◆ Bereitgestellte Daten
★ ★ ★ ★
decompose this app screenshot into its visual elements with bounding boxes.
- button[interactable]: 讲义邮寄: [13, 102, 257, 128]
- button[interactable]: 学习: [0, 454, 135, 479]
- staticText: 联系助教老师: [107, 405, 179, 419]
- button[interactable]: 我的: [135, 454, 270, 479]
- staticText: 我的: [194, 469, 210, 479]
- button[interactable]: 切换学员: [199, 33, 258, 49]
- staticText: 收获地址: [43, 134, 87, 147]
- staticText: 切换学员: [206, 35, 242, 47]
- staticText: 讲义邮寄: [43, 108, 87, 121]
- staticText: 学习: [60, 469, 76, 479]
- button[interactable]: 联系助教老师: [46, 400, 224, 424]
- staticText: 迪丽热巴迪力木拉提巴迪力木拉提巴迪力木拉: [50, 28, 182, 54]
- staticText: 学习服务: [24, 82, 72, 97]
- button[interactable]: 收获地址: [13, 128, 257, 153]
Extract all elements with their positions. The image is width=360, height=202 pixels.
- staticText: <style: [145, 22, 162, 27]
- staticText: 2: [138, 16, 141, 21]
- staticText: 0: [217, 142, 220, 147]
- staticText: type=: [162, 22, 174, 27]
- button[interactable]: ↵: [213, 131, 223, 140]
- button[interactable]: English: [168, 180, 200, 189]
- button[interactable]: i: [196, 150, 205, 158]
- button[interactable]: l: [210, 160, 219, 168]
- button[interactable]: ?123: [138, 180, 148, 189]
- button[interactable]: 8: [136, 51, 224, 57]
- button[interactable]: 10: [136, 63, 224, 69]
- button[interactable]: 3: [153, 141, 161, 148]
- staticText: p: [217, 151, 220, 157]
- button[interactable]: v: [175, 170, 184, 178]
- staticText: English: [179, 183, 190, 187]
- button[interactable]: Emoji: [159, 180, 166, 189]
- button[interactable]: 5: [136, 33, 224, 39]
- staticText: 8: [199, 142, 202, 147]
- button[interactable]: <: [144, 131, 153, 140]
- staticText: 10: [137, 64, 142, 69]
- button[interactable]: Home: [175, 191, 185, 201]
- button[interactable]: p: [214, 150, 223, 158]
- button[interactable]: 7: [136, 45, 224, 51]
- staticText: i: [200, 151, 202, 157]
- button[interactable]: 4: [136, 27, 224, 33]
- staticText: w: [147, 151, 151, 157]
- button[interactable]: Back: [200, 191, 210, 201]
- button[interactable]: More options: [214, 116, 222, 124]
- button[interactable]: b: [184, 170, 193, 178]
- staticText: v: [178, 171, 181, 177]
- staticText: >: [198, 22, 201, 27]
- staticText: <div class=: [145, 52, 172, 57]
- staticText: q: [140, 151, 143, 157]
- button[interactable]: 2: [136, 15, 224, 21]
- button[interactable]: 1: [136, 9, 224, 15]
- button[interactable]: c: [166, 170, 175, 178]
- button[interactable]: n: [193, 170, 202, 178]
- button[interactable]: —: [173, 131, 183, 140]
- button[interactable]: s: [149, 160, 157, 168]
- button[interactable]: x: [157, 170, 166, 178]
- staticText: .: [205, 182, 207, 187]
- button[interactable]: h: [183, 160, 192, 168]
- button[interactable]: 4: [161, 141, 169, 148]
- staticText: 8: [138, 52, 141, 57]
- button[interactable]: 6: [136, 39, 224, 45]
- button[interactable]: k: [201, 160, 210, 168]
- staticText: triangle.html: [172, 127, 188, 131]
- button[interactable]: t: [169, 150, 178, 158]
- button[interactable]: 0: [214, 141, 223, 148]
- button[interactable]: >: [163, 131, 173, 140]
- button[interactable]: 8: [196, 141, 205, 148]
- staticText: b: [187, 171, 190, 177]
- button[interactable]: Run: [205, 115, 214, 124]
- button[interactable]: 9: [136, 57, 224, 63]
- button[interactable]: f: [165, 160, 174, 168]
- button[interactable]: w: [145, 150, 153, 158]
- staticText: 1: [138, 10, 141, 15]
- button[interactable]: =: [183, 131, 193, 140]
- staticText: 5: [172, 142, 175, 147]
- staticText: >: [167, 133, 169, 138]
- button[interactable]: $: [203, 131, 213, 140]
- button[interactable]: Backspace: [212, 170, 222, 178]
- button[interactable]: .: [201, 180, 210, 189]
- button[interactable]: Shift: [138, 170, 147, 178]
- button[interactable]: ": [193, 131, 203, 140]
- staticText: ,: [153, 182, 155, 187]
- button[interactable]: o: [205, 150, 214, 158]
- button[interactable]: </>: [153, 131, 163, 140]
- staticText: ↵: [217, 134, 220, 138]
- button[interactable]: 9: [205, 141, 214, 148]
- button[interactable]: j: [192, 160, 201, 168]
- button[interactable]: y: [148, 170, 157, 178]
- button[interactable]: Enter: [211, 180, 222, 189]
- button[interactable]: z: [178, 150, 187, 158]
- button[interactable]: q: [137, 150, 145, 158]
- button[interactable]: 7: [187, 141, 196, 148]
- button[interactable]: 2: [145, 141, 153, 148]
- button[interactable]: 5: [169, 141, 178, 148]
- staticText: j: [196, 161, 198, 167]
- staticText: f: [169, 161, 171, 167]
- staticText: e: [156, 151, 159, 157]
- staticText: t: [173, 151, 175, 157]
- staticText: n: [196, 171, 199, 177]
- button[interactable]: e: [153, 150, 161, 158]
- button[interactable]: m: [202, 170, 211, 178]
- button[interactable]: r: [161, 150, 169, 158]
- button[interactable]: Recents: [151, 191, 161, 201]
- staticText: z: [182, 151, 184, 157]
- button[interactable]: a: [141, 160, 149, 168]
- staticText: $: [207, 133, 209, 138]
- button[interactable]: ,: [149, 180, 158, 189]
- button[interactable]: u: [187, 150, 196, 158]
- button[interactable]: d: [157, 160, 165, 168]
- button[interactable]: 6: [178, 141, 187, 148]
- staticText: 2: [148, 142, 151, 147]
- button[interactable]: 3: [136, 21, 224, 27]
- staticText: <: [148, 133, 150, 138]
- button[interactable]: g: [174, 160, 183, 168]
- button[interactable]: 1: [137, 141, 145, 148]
★ ★ ★ ★
◆ Deine Aufgabe
Bitte gib die Zeilen vom Anfang der Auflistung bis einschließlich der Zeile mit „- staticText: 收获地址: [43, 134, 87, 147]“ wortgetreu wieder. Gib nur diese Zeilen aus.

◆ Vollständige Antwort
decompose this app screenshot into its visual elements with bounding boxes.
- button[interactable]: 讲义邮寄: [13, 102, 257, 128]
- button[interactable]: 学习: [0, 454, 135, 479]
- staticText: 联系助教老师: [107, 405, 179, 419]
- button[interactable]: 我的: [135, 454, 270, 479]
- staticText: 我的: [194, 469, 210, 479]
- button[interactable]: 切换学员: [199, 33, 258, 49]
- staticText: 收获地址: [43, 134, 87, 147]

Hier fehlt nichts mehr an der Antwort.